### TASK DESCRIPTION
Without omitting anything, retype the data that follows.

*** MATERIAL SUPPLIED ***

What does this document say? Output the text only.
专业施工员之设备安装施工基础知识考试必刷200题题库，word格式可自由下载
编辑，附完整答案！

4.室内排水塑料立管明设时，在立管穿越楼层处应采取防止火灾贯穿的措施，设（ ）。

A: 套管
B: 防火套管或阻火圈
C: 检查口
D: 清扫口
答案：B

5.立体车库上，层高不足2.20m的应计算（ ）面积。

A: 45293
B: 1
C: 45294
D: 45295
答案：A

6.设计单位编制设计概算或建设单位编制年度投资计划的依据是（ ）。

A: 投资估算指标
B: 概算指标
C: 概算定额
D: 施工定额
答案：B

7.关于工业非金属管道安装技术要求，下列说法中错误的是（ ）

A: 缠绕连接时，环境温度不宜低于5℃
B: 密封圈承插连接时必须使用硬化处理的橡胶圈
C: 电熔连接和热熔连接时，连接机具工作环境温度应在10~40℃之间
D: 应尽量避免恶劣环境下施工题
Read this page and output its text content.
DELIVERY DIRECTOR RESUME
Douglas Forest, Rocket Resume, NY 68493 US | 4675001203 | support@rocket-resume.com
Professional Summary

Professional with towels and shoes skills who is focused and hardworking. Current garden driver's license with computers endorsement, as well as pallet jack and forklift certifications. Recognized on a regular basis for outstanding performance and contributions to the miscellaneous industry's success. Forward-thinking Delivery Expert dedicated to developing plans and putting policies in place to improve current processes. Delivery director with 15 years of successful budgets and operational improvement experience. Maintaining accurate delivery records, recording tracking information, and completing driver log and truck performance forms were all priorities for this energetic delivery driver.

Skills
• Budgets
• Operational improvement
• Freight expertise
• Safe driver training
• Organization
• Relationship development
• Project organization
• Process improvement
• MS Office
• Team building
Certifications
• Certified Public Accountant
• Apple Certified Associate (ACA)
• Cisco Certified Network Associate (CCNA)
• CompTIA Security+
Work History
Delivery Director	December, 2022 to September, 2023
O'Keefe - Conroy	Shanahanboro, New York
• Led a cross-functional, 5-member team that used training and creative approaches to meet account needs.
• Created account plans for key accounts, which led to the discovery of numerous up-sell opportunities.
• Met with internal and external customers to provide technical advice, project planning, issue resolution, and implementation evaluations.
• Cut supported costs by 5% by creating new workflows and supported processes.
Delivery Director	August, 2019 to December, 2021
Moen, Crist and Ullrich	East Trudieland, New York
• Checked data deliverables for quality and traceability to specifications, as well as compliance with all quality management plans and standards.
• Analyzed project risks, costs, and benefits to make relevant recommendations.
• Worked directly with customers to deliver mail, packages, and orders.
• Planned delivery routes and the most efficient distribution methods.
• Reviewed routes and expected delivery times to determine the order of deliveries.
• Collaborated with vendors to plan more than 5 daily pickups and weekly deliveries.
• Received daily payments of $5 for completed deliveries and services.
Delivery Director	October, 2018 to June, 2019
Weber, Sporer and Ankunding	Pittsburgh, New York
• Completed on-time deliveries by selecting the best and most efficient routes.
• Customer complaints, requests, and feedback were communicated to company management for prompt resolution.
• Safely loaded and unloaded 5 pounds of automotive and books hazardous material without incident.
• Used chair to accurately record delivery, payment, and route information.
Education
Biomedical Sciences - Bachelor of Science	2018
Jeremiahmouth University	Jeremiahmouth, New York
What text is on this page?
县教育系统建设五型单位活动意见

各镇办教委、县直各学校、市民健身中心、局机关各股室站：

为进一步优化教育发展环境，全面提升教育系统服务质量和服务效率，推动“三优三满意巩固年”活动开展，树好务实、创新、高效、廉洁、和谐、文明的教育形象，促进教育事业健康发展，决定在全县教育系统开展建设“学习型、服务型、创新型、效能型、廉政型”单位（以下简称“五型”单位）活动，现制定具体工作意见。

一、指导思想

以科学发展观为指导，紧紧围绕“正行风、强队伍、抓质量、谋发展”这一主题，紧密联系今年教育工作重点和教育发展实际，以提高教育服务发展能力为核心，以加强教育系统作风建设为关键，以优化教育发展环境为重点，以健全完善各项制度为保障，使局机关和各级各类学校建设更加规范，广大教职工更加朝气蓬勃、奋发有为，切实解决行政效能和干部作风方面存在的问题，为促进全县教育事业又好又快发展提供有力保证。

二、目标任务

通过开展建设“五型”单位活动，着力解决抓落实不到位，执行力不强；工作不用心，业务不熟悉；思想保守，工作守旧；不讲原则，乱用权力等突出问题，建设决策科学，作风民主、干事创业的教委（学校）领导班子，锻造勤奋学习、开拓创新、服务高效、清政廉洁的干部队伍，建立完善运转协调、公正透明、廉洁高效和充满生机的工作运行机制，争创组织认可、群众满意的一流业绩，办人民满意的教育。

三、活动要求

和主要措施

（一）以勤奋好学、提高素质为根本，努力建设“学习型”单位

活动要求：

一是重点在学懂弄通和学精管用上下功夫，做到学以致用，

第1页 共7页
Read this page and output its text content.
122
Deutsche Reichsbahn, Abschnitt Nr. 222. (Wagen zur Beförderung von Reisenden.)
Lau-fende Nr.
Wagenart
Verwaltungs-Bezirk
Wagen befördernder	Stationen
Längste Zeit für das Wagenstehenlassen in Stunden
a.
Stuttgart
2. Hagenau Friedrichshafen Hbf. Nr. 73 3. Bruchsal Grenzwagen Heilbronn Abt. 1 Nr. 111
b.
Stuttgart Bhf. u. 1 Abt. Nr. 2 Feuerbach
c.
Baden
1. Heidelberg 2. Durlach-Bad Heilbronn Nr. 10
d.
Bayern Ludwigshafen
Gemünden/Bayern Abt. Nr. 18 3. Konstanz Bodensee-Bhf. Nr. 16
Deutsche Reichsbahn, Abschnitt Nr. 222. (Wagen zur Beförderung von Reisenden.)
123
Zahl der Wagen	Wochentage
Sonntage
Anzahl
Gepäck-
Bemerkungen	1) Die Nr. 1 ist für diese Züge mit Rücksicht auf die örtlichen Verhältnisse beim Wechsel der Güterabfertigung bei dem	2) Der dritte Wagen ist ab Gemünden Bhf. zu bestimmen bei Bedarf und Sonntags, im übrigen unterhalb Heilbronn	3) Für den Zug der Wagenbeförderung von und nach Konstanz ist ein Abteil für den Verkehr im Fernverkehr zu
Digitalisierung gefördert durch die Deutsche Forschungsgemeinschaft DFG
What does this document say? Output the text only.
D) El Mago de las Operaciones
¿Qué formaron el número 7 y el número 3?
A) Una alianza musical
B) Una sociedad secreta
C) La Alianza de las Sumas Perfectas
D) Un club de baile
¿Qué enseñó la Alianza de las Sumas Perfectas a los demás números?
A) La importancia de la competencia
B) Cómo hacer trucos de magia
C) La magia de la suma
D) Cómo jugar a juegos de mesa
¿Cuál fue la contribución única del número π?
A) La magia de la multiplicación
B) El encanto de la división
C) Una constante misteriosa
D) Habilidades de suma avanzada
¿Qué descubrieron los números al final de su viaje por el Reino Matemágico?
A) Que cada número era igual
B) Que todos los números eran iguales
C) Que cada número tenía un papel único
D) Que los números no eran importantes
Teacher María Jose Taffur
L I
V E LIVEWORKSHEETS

***

### RESULT BELOW
What does this document say? Output the text only.
专业施工员之设备安装施工基础知识考试必刷200题题库，word格式可自由下载
编辑，附完整答案！

4.室内排水塑料立管明设时，在立管穿越楼层处应采取防止火灾贯穿的措施，设（ ）。

A: 套管
B: 防火套管或阻火圈
C: 检查口
D: 清扫口
答案：B

5.立体车库上，层高不足2.20m的应计算（ ）面积。

A: 45293
B: 1
C: 45294
D: 45295
答案：A

6.设计单位编制设计概算或建设单位编制年度投资计划的依据是（ ）。

A: 投资估算指标
B: 概算指标
C: 概算定额
D: 施工定额
答案：B

7.关于工业非金属管道安装技术要求，下列说法中错误的是（ ）

A: 缠绕连接时，环境温度不宜低于5℃
B: 密封圈承插连接时必须使用硬化处理的橡胶圈
C: 电熔连接和热熔连接时，连接机具工作环境温度应在10~40℃之间
D: 应尽量避免恶劣环境下施工题
Read this page and output its text content.
DELIVERY DIRECTOR RESUME
Douglas Forest, Rocket Resume, NY 68493 US | 4675001203 | support@rocket-resume.com
Professional Summary

Professional with towels and shoes skills who is focused and hardworking. Current garden driver's license with computers endorsement, as well as pallet jack and forklift certifications. Recognized on a regular basis for outstanding performance and contributions to the miscellaneous industry's success. Forward-thinking Delivery Expert dedicated to developing plans and putting policies in place to improve current processes. Delivery director with 15 years of successful budgets and operational improvement experience. Maintaining accurate delivery records, recording tracking information, and completing driver log and truck performance forms were all priorities for this energetic delivery driver.

Skills
• Budgets
• Operational improvement
• Freight expertise
• Safe driver training
• Organization
• Relationship development
• Project organization
• Process improvement
• MS Office
• Team building
Certifications
• Certified Public Accountant
• Apple Certified Associate (ACA)
• Cisco Certified Network Associate (CCNA)
• CompTIA Security+
Work History
Delivery Director	December, 2022 to September, 2023
O'Keefe - Conroy	Shanahanboro, New York
• Led a cross-functional, 5-member team that used training and creative approaches to meet account needs.
• Created account plans for key accounts, which led to the discovery of numerous up-sell opportunities.
• Met with internal and external customers to provide technical advice, project planning, issue resolution, and implementation evaluations.
• Cut supported costs by 5% by creating new workflows and supported processes.
Delivery Director	August, 2019 to December, 2021
Moen, Crist and Ullrich	East Trudieland, New York
• Checked data deliverables for quality and traceability to specifications, as well as compliance with all quality management plans and standards.
• Analyzed project risks, costs, and benefits to make relevant recommendations.
• Worked directly with customers to deliver mail, packages, and orders.
• Planned delivery routes and the most efficient distribution methods.
• Reviewed routes and expected delivery times to determine the order of deliveries.
• Collaborated with vendors to plan more than 5 daily pickups and weekly deliveries.
• Received daily payments of $5 for completed deliveries and services.
Delivery Director	October, 2018 to June, 2019
Weber, Sporer and Ankunding	Pittsburgh, New York
• Completed on-time deliveries by selecting the best and most efficient routes.
• Customer complaints, requests, and feedback were communicated to company management for prompt resolution.
• Safely loaded and unloaded 5 pounds of automotive and books hazardous material without incident.
• Used chair to accurately record delivery, payment, and route information.
Education
Biomedical Sciences - Bachelor of Science	2018
Jeremiahmouth University	Jeremiahmouth, New York
What text is on this page?
县教育系统建设五型单位活动意见

各镇办教委、县直各学校、市民健身中心、局机关各股室站：

为进一步优化教育发展环境，全面提升教育系统服务质量和服务效率，推动“三优三满意巩固年”活动开展，树好务实、创新、高效、廉洁、和谐、文明的教育形象，促进教育事业健康发展，决定在全县教育系统开展建设“学习型、服务型、创新型、效能型、廉政型”单位（以下简称“五型”单位）活动，现制定具体工作意见。

一、指导思想

以科学发展观为指导，紧紧围绕“正行风、强队伍、抓质量、谋发展”这一主题，紧密联系今年教育工作重点和教育发展实际，以提高教育服务发展能力为核心，以加强教育系统作风建设为关键，以优化教育发展环境为重点，以健全完善各项制度为保障，使局机关和各级各类学校建设更加规范，广大教职工更加朝气蓬勃、奋发有为，切实解决行政效能和干部作风方面存在的问题，为促进全县教育事业又好又快发展提供有力保证。

二、目标任务

通过开展建设“五型”单位活动，着力解决抓落实不到位，执行力不强；工作不用心，业务不熟悉；思想保守，工作守旧；不讲原则，乱用权力等突出问题，建设决策科学，作风民主、干事创业的教委（学校）领导班子，锻造勤奋学习、开拓创新、服务高效、清政廉洁的干部队伍，建立完善运转协调、公正透明、廉洁高效和充满生机的工作运行机制，争创组织认可、群众满意的一流业绩，办人民满意的教育。

三、活动要求

和主要措施

（一）以勤奋好学、提高素质为根本，努力建设“学习型”单位

活动要求：

一是重点在学懂弄通和学精管用上下功夫，做到学以致用，

第1页 共7页
Read this page and output its text content.
122
Deutsche Reichsbahn, Abschnitt Nr. 222. (Wagen zur Beförderung von Reisenden.)
Lau-fende Nr.
Wagenart
Verwaltungs-Bezirk
Wagen befördernder	Stationen
Längste Zeit für das Wagenstehenlassen in Stunden
a.
Stuttgart
2. Hagenau Friedrichshafen Hbf. Nr. 73 3. Bruchsal Grenzwagen Heilbronn Abt. 1 Nr. 111
b.
Stuttgart Bhf. u. 1 Abt. Nr. 2 Feuerbach
c.
Baden
1. Heidelberg 2. Durlach-Bad Heilbronn Nr. 10
d.
Bayern Ludwigshafen
Gemünden/Bayern Abt. Nr. 18 3. Konstanz Bodensee-Bhf. Nr. 16
Deutsche Reichsbahn, Abschnitt Nr. 222. (Wagen zur Beförderung von Reisenden.)
123
Zahl der Wagen	Wochentage
Sonntage
Anzahl
Gepäck-
Bemerkungen	1) Die Nr. 1 ist für diese Züge mit Rücksicht auf die örtlichen Verhältnisse beim Wechsel der Güterabfertigung bei dem	2) Der dritte Wagen ist ab Gemünden Bhf. zu bestimmen bei Bedarf und Sonntags, im übrigen unterhalb Heilbronn	3) Für den Zug der Wagenbeförderung von und nach Konstanz ist ein Abteil für den Verkehr im Fernverkehr zu
Digitalisierung gefördert durch die Deutsche Forschungsgemeinschaft DFG
What does this document say? Output the text only.
D) El Mago de las Operaciones
¿Qué formaron el número 7 y el número 3?
A) Una alianza musical
B) Una sociedad secreta
C) La Alianza de las Sumas Perfectas
D) Un club de baile
¿Qué enseñó la Alianza de las Sumas Perfectas a los demás números?
A) La importancia de la competencia
B) Cómo hacer trucos de magia
C) La magia de la suma
D) Cómo jugar a juegos de mesa
¿Cuál fue la contribución única del número π?
A) La magia de la multiplicación
B) El encanto de la división
C) Una constante misteriosa
D) Habilidades de suma avanzada
¿Qué descubrieron los números al final de su viaje por el Reino Matemágico?
A) Que cada número era igual
B) Que todos los números eran iguales
C) Que cada número tenía un papel único
D) Que los números no eran importantes
Teacher María Jose Taffur
L I
V E LIVEWORKSHEETS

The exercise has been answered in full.